> Material shown:
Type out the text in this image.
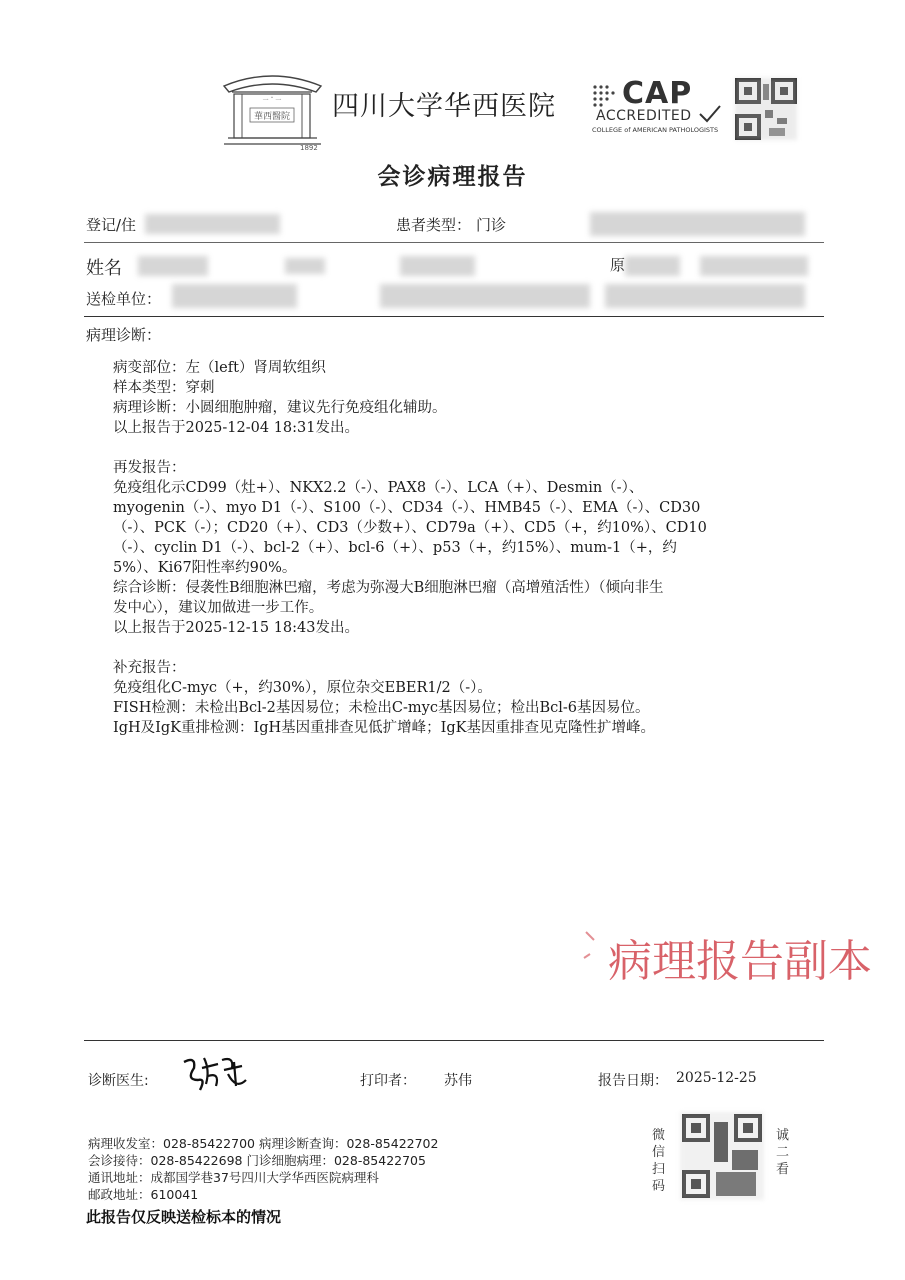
華西醫院
一 ˇ 一
1892
四川大学华西医院 CAP
ACCREDITED
COLLEGE of AMERICAN PATHOLOGISTS
会诊病理报告
登记/住	患者类型： 门诊
姓名	原
送检单位：
病理诊断：
病变部位：左（left）肾周软组织
样本类型：穿刺
病理诊断：小圆细胞肿瘤，建议先行免疫组化辅助。
以上报告于2025-12-04 18:31发出。
再发报告：
免疫组化示CD99（灶+）、NKX2.2（-）、PAX8（-）、LCA（+）、Desmin（-）、
myogenin（-）、myo D1（-）、S100（-）、CD34（-）、HMB45（-）、EMA（-）、CD30
（-）、PCK（-）；CD20（+）、CD3（少数+）、CD79a（+）、CD5（+，约10%）、CD10
（-）、cyclin D1（-）、bcl-2（+）、bcl-6（+）、p53（+，约15%）、mum-1（+，约
5%）、Ki67阳性率约90%。
综合诊断：侵袭性B细胞淋巴瘤，考虑为弥漫大B细胞淋巴瘤（高增殖活性）（倾向非生
发中心），建议加做进一步工作。
以上报告于2025-12-15 18:43发出。
补充报告：
免疫组化C-myc（+，约30%），原位杂交EBER1/2（-）。
FISH检测：未检出Bcl-2基因易位；未检出C-myc基因易位；检出Bcl-6基因易位。
IgH及IgK重排检测：IgH基因重排查见低扩增峰；IgK基因重排查见克隆性扩增峰。
病理报告副本
诊断医生:	打印者： 苏伟	报告日期： 2025-12-25
病理收发室：028-85422700 病理诊断查询：028-85422702
会诊接待：028-85422698 门诊细胞病理：028-85422705
通讯地址：成都国学巷37号四川大学华西医院病理科
邮政地址：610041
微
信
扫
码
诚
二
看
此报告仅反映送检标本的情况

> What you need to do: Leave out the pictures and give the listing above again exactly.

> Task answer:
Type out the text in this image.
華西醫院
一 ˇ 一
1892
四川大学华西医院 CAP
ACCREDITED
COLLEGE of AMERICAN PATHOLOGISTS
会诊病理报告
登记/住	患者类型： 门诊
姓名	原
送检单位：
病理诊断：
病变部位：左（left）肾周软组织
样本类型：穿刺
病理诊断：小圆细胞肿瘤，建议先行免疫组化辅助。
以上报告于2025-12-04 18:31发出。
再发报告：
免疫组化示CD99（灶+）、NKX2.2（-）、PAX8（-）、LCA（+）、Desmin（-）、
myogenin（-）、myo D1（-）、S100（-）、CD34（-）、HMB45（-）、EMA（-）、CD30
（-）、PCK（-）；CD20（+）、CD3（少数+）、CD79a（+）、CD5（+，约10%）、CD10
（-）、cyclin D1（-）、bcl-2（+）、bcl-6（+）、p53（+，约15%）、mum-1（+，约
5%）、Ki67阳性率约90%。
综合诊断：侵袭性B细胞淋巴瘤，考虑为弥漫大B细胞淋巴瘤（高增殖活性）（倾向非生
发中心），建议加做进一步工作。
以上报告于2025-12-15 18:43发出。
补充报告：
免疫组化C-myc（+，约30%），原位杂交EBER1/2（-）。
FISH检测：未检出Bcl-2基因易位；未检出C-myc基因易位；检出Bcl-6基因易位。
IgH及IgK重排检测：IgH基因重排查见低扩增峰；IgK基因重排查见克隆性扩增峰。
病理报告副本
诊断医生:	打印者： 苏伟	报告日期： 2025-12-25
病理收发室：028-85422700 病理诊断查询：028-85422702
会诊接待：028-85422698 门诊细胞病理：028-85422705
通讯地址：成都国学巷37号四川大学华西医院病理科
邮政地址：610041
微
信
扫
码
诚
二
看
此报告仅反映送检标本的情况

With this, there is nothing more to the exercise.